Data records
begin

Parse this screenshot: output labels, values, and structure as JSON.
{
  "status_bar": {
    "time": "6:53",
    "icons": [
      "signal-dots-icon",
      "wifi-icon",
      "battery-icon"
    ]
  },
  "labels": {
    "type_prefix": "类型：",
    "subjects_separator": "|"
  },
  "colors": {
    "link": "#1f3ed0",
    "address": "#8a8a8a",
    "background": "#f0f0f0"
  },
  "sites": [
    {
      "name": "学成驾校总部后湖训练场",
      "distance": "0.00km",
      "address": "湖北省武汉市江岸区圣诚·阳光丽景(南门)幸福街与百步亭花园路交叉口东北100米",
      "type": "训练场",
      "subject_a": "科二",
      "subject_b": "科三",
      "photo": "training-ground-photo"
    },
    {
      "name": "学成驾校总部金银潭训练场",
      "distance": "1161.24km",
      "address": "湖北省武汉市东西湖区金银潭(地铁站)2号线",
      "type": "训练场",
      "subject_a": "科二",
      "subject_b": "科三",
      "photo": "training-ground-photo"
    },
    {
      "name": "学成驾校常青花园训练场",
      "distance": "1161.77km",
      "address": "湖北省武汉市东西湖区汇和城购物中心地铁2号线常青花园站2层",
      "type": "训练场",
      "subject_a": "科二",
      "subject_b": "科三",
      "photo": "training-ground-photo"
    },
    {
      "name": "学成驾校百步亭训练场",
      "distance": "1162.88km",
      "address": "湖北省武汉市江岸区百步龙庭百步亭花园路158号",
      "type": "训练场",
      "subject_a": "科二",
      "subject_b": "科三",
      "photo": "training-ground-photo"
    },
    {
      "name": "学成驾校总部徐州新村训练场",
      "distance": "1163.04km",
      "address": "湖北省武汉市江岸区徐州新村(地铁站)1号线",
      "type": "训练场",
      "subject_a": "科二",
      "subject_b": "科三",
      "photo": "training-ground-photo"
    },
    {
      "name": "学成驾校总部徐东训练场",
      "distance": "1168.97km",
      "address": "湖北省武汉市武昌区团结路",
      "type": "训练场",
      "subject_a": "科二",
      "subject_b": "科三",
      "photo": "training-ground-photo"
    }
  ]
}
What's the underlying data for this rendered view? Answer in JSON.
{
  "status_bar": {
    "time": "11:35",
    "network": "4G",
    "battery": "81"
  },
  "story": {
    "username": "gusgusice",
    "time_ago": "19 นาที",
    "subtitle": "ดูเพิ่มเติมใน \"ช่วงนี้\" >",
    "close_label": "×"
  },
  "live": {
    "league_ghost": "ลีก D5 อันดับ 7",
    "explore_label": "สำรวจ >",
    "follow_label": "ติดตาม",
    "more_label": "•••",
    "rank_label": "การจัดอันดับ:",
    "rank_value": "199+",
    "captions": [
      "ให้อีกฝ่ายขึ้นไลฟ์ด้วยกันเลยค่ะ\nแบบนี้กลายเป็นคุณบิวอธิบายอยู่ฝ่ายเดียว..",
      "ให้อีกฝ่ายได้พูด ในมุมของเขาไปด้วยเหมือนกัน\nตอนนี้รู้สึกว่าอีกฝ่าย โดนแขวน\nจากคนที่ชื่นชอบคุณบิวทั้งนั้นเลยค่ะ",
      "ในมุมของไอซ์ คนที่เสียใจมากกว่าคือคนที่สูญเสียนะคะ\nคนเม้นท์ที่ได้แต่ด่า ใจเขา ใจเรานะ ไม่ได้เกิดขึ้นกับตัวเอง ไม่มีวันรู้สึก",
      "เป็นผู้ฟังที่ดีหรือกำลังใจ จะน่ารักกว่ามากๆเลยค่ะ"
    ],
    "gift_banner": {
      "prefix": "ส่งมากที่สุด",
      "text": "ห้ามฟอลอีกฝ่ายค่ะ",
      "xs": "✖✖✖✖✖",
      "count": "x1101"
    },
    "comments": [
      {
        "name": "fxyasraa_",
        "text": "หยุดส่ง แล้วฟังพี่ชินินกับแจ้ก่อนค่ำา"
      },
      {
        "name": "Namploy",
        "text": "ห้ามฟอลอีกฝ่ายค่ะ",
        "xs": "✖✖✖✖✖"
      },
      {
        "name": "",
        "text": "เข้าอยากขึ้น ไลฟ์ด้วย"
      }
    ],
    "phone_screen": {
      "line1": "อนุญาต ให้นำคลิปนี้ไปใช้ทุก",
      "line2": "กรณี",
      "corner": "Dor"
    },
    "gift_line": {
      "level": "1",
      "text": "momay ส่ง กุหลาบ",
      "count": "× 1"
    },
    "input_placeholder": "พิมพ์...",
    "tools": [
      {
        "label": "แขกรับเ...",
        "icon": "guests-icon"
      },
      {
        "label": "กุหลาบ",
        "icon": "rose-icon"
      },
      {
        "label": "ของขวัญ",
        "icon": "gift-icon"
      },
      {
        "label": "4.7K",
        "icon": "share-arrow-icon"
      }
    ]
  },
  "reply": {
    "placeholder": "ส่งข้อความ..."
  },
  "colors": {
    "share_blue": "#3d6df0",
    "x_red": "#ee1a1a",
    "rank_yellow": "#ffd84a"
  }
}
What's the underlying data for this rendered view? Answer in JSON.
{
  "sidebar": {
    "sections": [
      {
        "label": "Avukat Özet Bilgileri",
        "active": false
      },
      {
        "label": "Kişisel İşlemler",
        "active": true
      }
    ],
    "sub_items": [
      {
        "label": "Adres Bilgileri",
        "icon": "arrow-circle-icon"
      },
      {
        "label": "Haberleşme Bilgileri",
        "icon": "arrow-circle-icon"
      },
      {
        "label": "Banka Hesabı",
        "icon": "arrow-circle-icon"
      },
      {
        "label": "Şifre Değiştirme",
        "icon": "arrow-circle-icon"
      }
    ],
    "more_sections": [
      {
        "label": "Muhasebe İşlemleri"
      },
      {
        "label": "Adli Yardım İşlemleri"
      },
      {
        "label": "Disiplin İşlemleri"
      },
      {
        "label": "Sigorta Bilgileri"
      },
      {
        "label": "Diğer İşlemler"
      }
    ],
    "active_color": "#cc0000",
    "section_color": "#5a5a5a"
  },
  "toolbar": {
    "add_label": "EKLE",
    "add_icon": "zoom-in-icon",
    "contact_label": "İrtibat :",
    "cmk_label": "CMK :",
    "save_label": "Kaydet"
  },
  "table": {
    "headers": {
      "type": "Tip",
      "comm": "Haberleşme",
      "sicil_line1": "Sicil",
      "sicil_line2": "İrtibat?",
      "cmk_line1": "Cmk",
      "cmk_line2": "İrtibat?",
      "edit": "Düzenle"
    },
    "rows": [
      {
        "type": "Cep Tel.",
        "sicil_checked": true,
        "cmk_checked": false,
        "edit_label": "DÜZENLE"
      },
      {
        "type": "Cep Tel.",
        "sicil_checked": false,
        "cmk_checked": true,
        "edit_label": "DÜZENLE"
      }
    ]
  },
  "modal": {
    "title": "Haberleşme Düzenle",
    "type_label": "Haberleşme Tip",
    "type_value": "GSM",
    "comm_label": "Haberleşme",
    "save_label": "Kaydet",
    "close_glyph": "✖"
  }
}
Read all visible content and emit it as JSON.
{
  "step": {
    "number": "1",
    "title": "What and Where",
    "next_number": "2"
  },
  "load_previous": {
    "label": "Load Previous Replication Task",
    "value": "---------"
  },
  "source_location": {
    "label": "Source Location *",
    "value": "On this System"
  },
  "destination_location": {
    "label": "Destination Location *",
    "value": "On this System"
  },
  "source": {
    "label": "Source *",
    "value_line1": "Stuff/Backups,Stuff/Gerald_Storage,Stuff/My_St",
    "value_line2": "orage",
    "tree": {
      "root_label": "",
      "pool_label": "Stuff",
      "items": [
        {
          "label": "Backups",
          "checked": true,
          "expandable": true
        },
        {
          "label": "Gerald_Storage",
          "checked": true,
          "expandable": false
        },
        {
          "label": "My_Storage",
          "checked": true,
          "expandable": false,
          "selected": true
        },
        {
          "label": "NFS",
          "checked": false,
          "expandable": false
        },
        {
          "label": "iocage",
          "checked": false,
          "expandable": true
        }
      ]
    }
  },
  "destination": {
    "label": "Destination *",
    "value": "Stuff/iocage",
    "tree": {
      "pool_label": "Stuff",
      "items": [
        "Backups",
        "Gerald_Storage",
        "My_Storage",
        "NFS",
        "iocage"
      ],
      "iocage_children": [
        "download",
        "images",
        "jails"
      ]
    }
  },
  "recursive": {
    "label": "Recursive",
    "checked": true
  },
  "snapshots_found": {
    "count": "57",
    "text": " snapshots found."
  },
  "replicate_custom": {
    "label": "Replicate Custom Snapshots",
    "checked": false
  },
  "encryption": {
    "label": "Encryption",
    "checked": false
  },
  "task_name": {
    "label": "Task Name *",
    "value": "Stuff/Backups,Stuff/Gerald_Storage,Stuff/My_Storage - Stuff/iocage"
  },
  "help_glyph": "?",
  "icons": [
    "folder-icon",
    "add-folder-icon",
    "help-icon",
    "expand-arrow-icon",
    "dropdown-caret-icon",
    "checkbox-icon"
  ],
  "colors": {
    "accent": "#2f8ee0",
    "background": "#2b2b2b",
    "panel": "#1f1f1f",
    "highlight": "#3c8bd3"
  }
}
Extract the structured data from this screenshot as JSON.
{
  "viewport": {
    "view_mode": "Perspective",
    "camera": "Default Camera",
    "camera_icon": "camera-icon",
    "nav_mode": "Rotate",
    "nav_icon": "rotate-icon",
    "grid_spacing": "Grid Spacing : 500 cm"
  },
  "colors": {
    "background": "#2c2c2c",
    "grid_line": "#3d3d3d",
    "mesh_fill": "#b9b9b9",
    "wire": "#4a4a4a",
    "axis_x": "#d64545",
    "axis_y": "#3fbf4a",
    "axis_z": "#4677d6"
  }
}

end

## Requirement
Determine the number of lines containing "background". Write only that number.

## Task response
3